Retype exactly the stretch of lines that begins at the line containing "Transcribe the text in this document." and ends at the last line of the data, with no other lines.

## START

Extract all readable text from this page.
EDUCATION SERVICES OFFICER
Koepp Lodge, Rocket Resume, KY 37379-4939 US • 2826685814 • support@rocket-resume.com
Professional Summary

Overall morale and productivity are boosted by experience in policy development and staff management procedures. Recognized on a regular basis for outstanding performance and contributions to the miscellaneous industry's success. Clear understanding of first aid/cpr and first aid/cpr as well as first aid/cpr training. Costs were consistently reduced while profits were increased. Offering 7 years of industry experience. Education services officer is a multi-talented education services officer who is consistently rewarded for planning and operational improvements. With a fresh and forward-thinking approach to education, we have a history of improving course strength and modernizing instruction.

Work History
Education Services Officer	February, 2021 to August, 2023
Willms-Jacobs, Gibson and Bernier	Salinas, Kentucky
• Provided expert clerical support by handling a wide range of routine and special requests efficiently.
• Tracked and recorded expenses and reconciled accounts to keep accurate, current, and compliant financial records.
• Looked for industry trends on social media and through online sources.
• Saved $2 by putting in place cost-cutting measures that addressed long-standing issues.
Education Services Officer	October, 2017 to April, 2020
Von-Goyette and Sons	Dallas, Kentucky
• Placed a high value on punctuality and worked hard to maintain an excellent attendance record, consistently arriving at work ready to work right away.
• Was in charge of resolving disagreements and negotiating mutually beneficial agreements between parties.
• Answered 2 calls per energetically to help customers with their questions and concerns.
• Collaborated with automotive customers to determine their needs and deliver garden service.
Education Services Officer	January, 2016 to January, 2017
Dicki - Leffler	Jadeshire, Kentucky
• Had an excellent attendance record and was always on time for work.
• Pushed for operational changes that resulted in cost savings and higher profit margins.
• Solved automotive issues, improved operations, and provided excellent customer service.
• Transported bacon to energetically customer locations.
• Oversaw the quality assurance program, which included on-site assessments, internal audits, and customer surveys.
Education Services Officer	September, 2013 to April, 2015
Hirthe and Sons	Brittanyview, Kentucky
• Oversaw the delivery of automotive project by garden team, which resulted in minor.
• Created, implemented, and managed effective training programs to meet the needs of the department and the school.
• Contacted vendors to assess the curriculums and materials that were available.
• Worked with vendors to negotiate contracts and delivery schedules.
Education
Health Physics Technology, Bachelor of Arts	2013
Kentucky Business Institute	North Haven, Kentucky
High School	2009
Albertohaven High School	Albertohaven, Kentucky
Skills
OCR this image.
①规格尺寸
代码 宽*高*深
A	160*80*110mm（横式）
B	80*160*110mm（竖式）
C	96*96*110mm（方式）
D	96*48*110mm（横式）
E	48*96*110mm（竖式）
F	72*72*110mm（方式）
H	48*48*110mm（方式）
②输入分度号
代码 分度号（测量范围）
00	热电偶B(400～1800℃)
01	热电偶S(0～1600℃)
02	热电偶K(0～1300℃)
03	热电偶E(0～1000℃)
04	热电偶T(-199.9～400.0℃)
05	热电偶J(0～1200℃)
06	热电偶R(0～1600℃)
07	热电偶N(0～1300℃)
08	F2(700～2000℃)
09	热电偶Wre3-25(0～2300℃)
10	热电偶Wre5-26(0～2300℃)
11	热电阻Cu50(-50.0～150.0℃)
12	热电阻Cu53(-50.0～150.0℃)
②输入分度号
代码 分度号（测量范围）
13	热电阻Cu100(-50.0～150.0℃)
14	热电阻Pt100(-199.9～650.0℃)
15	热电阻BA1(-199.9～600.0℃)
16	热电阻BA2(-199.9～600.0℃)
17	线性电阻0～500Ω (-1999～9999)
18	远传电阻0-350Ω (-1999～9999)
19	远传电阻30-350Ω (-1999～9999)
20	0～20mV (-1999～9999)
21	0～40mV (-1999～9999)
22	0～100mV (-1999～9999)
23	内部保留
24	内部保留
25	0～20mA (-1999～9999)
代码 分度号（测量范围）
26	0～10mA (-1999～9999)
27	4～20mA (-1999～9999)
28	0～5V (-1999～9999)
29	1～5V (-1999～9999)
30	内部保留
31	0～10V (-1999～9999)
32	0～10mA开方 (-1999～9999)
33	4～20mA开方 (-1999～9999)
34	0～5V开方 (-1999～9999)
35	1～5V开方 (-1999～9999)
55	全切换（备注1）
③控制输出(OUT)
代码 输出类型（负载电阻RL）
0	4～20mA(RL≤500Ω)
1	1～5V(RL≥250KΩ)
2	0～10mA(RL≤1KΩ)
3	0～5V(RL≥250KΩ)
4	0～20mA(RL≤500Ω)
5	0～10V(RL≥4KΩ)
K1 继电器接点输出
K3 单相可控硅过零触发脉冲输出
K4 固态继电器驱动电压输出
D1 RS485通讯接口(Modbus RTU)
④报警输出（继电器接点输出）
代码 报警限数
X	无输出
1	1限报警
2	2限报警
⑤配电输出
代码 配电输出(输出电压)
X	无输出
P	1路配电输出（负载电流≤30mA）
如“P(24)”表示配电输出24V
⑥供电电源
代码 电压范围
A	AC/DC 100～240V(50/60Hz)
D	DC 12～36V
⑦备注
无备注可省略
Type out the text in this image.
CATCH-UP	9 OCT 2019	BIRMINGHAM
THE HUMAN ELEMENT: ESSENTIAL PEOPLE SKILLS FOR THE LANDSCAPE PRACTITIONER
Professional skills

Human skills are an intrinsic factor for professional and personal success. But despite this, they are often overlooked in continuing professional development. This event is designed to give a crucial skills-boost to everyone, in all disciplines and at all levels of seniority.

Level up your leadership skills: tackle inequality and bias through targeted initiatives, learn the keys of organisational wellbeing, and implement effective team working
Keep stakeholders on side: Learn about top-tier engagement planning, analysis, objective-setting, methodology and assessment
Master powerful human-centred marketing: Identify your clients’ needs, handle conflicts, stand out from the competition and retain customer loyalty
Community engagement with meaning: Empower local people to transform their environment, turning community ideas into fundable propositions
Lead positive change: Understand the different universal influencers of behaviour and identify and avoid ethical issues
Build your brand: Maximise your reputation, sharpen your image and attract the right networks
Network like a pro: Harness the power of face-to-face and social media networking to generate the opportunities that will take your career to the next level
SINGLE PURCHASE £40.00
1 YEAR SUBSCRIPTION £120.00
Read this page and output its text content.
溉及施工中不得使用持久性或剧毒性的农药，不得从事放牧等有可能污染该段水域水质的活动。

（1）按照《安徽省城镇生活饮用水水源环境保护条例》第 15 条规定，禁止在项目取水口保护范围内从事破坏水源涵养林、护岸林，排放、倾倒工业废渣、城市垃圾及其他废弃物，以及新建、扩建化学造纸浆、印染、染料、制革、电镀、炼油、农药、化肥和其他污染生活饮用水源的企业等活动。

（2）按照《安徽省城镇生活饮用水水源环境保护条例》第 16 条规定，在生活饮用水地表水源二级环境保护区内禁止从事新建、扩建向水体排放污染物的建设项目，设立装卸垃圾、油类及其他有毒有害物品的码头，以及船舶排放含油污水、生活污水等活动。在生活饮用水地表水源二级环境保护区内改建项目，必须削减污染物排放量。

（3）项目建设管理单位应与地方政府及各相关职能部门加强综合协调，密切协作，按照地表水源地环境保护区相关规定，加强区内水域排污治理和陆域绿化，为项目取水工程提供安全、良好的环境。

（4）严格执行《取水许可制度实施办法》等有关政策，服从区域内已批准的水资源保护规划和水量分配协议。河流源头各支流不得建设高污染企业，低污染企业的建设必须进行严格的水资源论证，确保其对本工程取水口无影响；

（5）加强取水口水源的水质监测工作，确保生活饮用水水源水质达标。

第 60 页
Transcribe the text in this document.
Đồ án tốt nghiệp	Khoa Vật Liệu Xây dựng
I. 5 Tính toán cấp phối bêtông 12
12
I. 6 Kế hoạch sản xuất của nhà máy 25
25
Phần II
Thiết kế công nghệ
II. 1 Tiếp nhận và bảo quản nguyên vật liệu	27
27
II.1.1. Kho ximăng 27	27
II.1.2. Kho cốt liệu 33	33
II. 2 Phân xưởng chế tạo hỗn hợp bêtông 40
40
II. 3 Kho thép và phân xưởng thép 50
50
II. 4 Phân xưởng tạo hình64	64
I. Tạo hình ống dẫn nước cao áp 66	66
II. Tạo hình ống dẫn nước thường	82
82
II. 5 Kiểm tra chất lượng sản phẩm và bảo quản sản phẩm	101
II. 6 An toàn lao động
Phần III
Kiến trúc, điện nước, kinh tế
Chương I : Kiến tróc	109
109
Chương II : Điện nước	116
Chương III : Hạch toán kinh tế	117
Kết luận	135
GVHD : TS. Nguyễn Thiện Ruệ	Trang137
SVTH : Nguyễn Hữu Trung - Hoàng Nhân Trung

## END

Solution to the exercise
Transcribe the text in this document.
Đồ án tốt nghiệp	Khoa Vật Liệu Xây dựng
I. 5 Tính toán cấp phối bêtông 12
12
I. 6 Kế hoạch sản xuất của nhà máy 25
25
Phần II
Thiết kế công nghệ
II. 1 Tiếp nhận và bảo quản nguyên vật liệu	27
27
II.1.1. Kho ximăng 27	27
II.1.2. Kho cốt liệu 33	33
II. 2 Phân xưởng chế tạo hỗn hợp bêtông 40
40
II. 3 Kho thép và phân xưởng thép 50
50
II. 4 Phân xưởng tạo hình64	64
I. Tạo hình ống dẫn nước cao áp 66	66
II. Tạo hình ống dẫn nước thường	82
82
II. 5 Kiểm tra chất lượng sản phẩm và bảo quản sản phẩm	101
II. 6 An toàn lao động
Phần III
Kiến trúc, điện nước, kinh tế
Chương I : Kiến tróc	109
109
Chương II : Điện nước	116
Chương III : Hạch toán kinh tế	117
Kết luận	135
GVHD : TS. Nguyễn Thiện Ruệ	Trang137
SVTH : Nguyễn Hữu Trung - Hoàng Nhân Trung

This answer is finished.